→ **WHAT IS REQUIRED**
Every record must be repeated exactly, with no omission.

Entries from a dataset
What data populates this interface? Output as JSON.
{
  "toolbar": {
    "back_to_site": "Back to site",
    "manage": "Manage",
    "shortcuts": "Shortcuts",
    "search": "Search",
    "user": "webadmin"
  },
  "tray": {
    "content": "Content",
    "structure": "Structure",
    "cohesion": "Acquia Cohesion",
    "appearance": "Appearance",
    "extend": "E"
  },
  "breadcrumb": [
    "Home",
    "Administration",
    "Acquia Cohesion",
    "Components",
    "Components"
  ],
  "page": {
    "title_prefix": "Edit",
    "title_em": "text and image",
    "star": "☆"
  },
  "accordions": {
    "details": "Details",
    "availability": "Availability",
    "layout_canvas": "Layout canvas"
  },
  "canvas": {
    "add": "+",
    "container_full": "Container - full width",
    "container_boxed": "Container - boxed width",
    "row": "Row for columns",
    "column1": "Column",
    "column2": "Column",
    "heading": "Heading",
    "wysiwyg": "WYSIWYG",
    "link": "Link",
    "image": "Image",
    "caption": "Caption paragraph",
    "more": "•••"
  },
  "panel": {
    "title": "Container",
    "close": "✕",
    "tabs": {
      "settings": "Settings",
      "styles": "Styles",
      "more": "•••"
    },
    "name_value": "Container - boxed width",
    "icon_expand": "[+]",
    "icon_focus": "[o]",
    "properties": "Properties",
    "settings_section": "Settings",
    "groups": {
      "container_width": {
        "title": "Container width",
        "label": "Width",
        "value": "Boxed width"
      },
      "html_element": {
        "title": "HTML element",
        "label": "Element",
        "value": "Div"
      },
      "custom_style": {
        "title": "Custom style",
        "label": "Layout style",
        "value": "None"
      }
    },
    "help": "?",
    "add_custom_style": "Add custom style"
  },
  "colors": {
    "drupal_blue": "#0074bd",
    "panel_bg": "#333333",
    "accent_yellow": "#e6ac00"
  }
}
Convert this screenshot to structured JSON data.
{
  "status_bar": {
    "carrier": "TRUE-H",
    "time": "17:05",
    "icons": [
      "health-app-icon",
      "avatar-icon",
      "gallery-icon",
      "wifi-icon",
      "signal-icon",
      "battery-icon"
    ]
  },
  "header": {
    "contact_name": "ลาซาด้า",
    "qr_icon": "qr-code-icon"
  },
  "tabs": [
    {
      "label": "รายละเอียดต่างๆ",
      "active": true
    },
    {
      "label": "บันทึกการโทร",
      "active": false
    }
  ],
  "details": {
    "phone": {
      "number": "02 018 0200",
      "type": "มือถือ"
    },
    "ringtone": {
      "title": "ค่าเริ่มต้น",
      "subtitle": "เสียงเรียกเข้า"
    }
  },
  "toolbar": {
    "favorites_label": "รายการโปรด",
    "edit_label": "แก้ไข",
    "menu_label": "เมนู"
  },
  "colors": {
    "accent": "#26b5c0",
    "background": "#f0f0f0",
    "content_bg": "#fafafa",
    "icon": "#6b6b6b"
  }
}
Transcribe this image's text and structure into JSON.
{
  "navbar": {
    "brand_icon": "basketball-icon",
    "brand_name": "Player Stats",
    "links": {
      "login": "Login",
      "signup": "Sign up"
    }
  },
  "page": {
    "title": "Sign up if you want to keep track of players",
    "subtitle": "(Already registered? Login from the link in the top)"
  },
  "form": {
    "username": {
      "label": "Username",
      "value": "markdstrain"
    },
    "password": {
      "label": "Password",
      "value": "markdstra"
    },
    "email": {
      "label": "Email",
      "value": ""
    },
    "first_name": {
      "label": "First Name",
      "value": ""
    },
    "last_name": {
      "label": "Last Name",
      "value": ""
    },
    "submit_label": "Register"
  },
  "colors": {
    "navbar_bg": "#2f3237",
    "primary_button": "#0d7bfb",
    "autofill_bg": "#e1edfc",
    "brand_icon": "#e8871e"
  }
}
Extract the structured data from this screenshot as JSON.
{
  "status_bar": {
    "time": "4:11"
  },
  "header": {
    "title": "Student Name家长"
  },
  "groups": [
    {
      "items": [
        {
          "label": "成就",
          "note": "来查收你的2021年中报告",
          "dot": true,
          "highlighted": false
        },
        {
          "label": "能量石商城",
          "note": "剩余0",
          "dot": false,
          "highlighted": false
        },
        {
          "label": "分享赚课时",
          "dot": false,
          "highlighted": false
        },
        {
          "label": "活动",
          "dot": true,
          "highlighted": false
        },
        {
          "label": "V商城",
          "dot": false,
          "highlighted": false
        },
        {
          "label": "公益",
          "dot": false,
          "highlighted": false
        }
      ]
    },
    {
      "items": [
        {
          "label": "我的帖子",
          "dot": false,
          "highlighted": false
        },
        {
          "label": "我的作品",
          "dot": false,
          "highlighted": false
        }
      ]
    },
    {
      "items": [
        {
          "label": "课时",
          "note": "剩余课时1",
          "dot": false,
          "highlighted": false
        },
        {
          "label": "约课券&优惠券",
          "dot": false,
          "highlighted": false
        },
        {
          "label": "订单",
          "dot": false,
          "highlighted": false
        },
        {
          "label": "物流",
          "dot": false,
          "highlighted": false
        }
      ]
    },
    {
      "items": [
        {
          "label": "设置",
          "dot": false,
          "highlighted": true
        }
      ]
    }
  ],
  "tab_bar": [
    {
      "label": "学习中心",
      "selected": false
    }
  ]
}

→ **EXERCISE OUTPUT**
What data populates this interface? Output as JSON.
{
  "toolbar": {
    "back_to_site": "Back to site",
    "manage": "Manage",
    "shortcuts": "Shortcuts",
    "search": "Search",
    "user": "webadmin"
  },
  "tray": {
    "content": "Content",
    "structure": "Structure",
    "cohesion": "Acquia Cohesion",
    "appearance": "Appearance",
    "extend": "E"
  },
  "breadcrumb": [
    "Home",
    "Administration",
    "Acquia Cohesion",
    "Components",
    "Components"
  ],
  "page": {
    "title_prefix": "Edit",
    "title_em": "text and image",
    "star": "☆"
  },
  "accordions": {
    "details": "Details",
    "availability": "Availability",
    "layout_canvas": "Layout canvas"
  },
  "canvas": {
    "add": "+",
    "container_full": "Container - full width",
    "container_boxed": "Container - boxed width",
    "row": "Row for columns",
    "column1": "Column",
    "column2": "Column",
    "heading": "Heading",
    "wysiwyg": "WYSIWYG",
    "link": "Link",
    "image": "Image",
    "caption": "Caption paragraph",
    "more": "•••"
  },
  "panel": {
    "title": "Container",
    "close": "✕",
    "tabs": {
      "settings": "Settings",
      "styles": "Styles",
      "more": "•••"
    },
    "name_value": "Container - boxed width",
    "icon_expand": "[+]",
    "icon_focus": "[o]",
    "properties": "Properties",
    "settings_section": "Settings",
    "groups": {
      "container_width": {
        "title": "Container width",
        "label": "Width",
        "value": "Boxed width"
      },
      "html_element": {
        "title": "HTML element",
        "label": "Element",
        "value": "Div"
      },
      "custom_style": {
        "title": "Custom style",
        "label": "Layout style",
        "value": "None"
      }
    },
    "help": "?",
    "add_custom_style": "Add custom style"
  },
  "colors": {
    "drupal_blue": "#0074bd",
    "panel_bg": "#333333",
    "accent_yellow": "#e6ac00"
  }
}
Convert this screenshot to structured JSON data.
{
  "status_bar": {
    "carrier": "TRUE-H",
    "time": "17:05",
    "icons": [
      "health-app-icon",
      "avatar-icon",
      "gallery-icon",
      "wifi-icon",
      "signal-icon",
      "battery-icon"
    ]
  },
  "header": {
    "contact_name": "ลาซาด้า",
    "qr_icon": "qr-code-icon"
  },
  "tabs": [
    {
      "label": "รายละเอียดต่างๆ",
      "active": true
    },
    {
      "label": "บันทึกการโทร",
      "active": false
    }
  ],
  "details": {
    "phone": {
      "number": "02 018 0200",
      "type": "มือถือ"
    },
    "ringtone": {
      "title": "ค่าเริ่มต้น",
      "subtitle": "เสียงเรียกเข้า"
    }
  },
  "toolbar": {
    "favorites_label": "รายการโปรด",
    "edit_label": "แก้ไข",
    "menu_label": "เมนู"
  },
  "colors": {
    "accent": "#26b5c0",
    "background": "#f0f0f0",
    "content_bg": "#fafafa",
    "icon": "#6b6b6b"
  }
}
Transcribe this image's text and structure into JSON.
{
  "navbar": {
    "brand_icon": "basketball-icon",
    "brand_name": "Player Stats",
    "links": {
      "login": "Login",
      "signup": "Sign up"
    }
  },
  "page": {
    "title": "Sign up if you want to keep track of players",
    "subtitle": "(Already registered? Login from the link in the top)"
  },
  "form": {
    "username": {
      "label": "Username",
      "value": "markdstrain"
    },
    "password": {
      "label": "Password",
      "value": "markdstra"
    },
    "email": {
      "label": "Email",
      "value": ""
    },
    "first_name": {
      "label": "First Name",
      "value": ""
    },
    "last_name": {
      "label": "Last Name",
      "value": ""
    },
    "submit_label": "Register"
  },
  "colors": {
    "navbar_bg": "#2f3237",
    "primary_button": "#0d7bfb",
    "autofill_bg": "#e1edfc",
    "brand_icon": "#e8871e"
  }
}
Extract the structured data from this screenshot as JSON.
{
  "status_bar": {
    "time": "4:11"
  },
  "header": {
    "title": "Student Name家长"
  },
  "groups": [
    {
      "items": [
        {
          "label": "成就",
          "note": "来查收你的2021年中报告",
          "dot": true,
          "highlighted": false
        },
        {
          "label": "能量石商城",
          "note": "剩余0",
          "dot": false,
          "highlighted": false
        },
        {
          "label": "分享赚课时",
          "dot": false,
          "highlighted": false
        },
        {
          "label": "活动",
          "dot": true,
          "highlighted": false
        },
        {
          "label": "V商城",
          "dot": false,
          "highlighted": false
        },
        {
          "label": "公益",
          "dot": false,
          "highlighted": false
        }
      ]
    },
    {
      "items": [
        {
          "label": "我的帖子",
          "dot": false,
          "highlighted": false
        },
        {
          "label": "我的作品",
          "dot": false,
          "highlighted": false
        }
      ]
    },
    {
      "items": [
        {
          "label": "课时",
          "note": "剩余课时1",
          "dot": false,
          "highlighted": false
        },
        {
          "label": "约课券&优惠券",
          "dot": false,
          "highlighted": false
        },
        {
          "label": "订单",
          "dot": false,
          "highlighted": false
        },
        {
          "label": "物流",
          "dot": false,
          "highlighted": false
        }
      ]
    },
    {
      "items": [
        {
          "label": "设置",
          "dot": false,
          "highlighted": true
        }
      ]
    }
  ],
  "tab_bar": [
    {
      "label": "学习中心",
      "selected": false
    }
  ]
}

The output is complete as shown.